Records about charts and figures

******

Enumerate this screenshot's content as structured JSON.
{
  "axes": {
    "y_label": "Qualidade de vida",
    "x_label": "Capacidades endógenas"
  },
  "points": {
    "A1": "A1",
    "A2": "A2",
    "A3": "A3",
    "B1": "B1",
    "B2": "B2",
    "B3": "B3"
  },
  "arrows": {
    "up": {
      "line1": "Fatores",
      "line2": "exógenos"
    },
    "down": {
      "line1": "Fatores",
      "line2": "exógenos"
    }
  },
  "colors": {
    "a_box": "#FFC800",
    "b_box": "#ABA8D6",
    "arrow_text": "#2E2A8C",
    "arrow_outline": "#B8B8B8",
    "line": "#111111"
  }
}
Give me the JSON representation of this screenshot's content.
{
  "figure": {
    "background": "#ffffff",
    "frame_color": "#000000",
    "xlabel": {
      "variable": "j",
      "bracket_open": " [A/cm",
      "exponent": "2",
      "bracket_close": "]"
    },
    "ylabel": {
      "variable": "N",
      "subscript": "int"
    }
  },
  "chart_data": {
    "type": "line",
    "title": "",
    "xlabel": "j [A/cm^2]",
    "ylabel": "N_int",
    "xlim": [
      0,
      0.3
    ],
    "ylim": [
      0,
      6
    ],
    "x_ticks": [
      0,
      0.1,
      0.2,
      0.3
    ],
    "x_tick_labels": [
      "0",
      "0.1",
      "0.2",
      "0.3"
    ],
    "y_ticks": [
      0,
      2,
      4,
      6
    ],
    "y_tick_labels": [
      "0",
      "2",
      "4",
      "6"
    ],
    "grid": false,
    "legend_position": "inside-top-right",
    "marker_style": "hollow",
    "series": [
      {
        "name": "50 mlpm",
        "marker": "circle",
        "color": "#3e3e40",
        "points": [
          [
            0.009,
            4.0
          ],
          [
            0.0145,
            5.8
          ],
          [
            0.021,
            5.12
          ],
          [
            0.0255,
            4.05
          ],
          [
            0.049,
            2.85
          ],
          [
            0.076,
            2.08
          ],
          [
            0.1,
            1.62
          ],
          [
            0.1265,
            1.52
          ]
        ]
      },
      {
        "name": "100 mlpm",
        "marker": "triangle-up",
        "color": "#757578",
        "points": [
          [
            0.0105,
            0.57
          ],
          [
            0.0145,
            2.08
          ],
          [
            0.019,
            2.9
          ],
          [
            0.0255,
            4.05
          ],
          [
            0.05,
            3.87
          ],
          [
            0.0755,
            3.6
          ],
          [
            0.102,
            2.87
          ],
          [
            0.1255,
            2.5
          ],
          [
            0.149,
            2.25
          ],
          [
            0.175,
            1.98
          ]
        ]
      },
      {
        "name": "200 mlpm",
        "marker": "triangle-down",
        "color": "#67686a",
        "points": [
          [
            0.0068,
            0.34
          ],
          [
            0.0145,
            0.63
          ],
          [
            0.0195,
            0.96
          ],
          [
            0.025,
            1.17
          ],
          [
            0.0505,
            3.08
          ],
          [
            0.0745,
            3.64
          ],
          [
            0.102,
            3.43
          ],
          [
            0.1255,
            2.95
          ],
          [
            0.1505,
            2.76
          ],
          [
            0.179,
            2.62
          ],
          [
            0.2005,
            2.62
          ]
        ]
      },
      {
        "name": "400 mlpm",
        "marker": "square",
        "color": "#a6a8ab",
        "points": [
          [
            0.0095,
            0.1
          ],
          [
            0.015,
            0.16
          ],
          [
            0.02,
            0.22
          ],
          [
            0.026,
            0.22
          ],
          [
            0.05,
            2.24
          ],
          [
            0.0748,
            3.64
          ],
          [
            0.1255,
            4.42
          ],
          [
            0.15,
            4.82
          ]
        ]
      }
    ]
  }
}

******

# Stated exercise
Write down all the entries again without a single difference.

# Expected output
Enumerate this screenshot's content as structured JSON.
{
  "axes": {
    "y_label": "Qualidade de vida",
    "x_label": "Capacidades endógenas"
  },
  "points": {
    "A1": "A1",
    "A2": "A2",
    "A3": "A3",
    "B1": "B1",
    "B2": "B2",
    "B3": "B3"
  },
  "arrows": {
    "up": {
      "line1": "Fatores",
      "line2": "exógenos"
    },
    "down": {
      "line1": "Fatores",
      "line2": "exógenos"
    }
  },
  "colors": {
    "a_box": "#FFC800",
    "b_box": "#ABA8D6",
    "arrow_text": "#2E2A8C",
    "arrow_outline": "#B8B8B8",
    "line": "#111111"
  }
}
Give me the JSON representation of this screenshot's content.
{
  "figure": {
    "background": "#ffffff",
    "frame_color": "#000000",
    "xlabel": {
      "variable": "j",
      "bracket_open": " [A/cm",
      "exponent": "2",
      "bracket_close": "]"
    },
    "ylabel": {
      "variable": "N",
      "subscript": "int"
    }
  },
  "chart_data": {
    "type": "line",
    "title": "",
    "xlabel": "j [A/cm^2]",
    "ylabel": "N_int",
    "xlim": [
      0,
      0.3
    ],
    "ylim": [
      0,
      6
    ],
    "x_ticks": [
      0,
      0.1,
      0.2,
      0.3
    ],
    "x_tick_labels": [
      "0",
      "0.1",
      "0.2",
      "0.3"
    ],
    "y_ticks": [
      0,
      2,
      4,
      6
    ],
    "y_tick_labels": [
      "0",
      "2",
      "4",
      "6"
    ],
    "grid": false,
    "legend_position": "inside-top-right",
    "marker_style": "hollow",
    "series": [
      {
        "name": "50 mlpm",
        "marker": "circle",
        "color": "#3e3e40",
        "points": [
          [
            0.009,
            4.0
          ],
          [
            0.0145,
            5.8
          ],
          [
            0.021,
            5.12
          ],
          [
            0.0255,
            4.05
          ],
          [
            0.049,
            2.85
          ],
          [
            0.076,
            2.08
          ],
          [
            0.1,
            1.62
          ],
          [
            0.1265,
            1.52
          ]
        ]
      },
      {
        "name": "100 mlpm",
        "marker": "triangle-up",
        "color": "#757578",
        "points": [
          [
            0.0105,
            0.57
          ],
          [
            0.0145,
            2.08
          ],
          [
            0.019,
            2.9
          ],
          [
            0.0255,
            4.05
          ],
          [
            0.05,
            3.87
          ],
          [
            0.0755,
            3.6
          ],
          [
            0.102,
            2.87
          ],
          [
            0.1255,
            2.5
          ],
          [
            0.149,
            2.25
          ],
          [
            0.175,
            1.98
          ]
        ]
      },
      {
        "name": "200 mlpm",
        "marker": "triangle-down",
        "color": "#67686a",
        "points": [
          [
            0.0068,
            0.34
          ],
          [
            0.0145,
            0.63
          ],
          [
            0.0195,
            0.96
          ],
          [
            0.025,
            1.17
          ],
          [
            0.0505,
            3.08
          ],
          [
            0.0745,
            3.64
          ],
          [
            0.102,
            3.43
          ],
          [
            0.1255,
            2.95
          ],
          [
            0.1505,
            2.76
          ],
          [
            0.179,
            2.62
          ],
          [
            0.2005,
            2.62
          ]
        ]
      },
      {
        "name": "400 mlpm",
        "marker": "square",
        "color": "#a6a8ab",
        "points": [
          [
            0.0095,
            0.1
          ],
          [
            0.015,
            0.16
          ],
          [
            0.02,
            0.22
          ],
          [
            0.026,
            0.22
          ],
          [
            0.05,
            2.24
          ],
          [
            0.0748,
            3.64
          ],
          [
            0.1255,
            4.42
          ],
          [
            0.15,
            4.82
          ]
        ]
      }
    ]
  }
}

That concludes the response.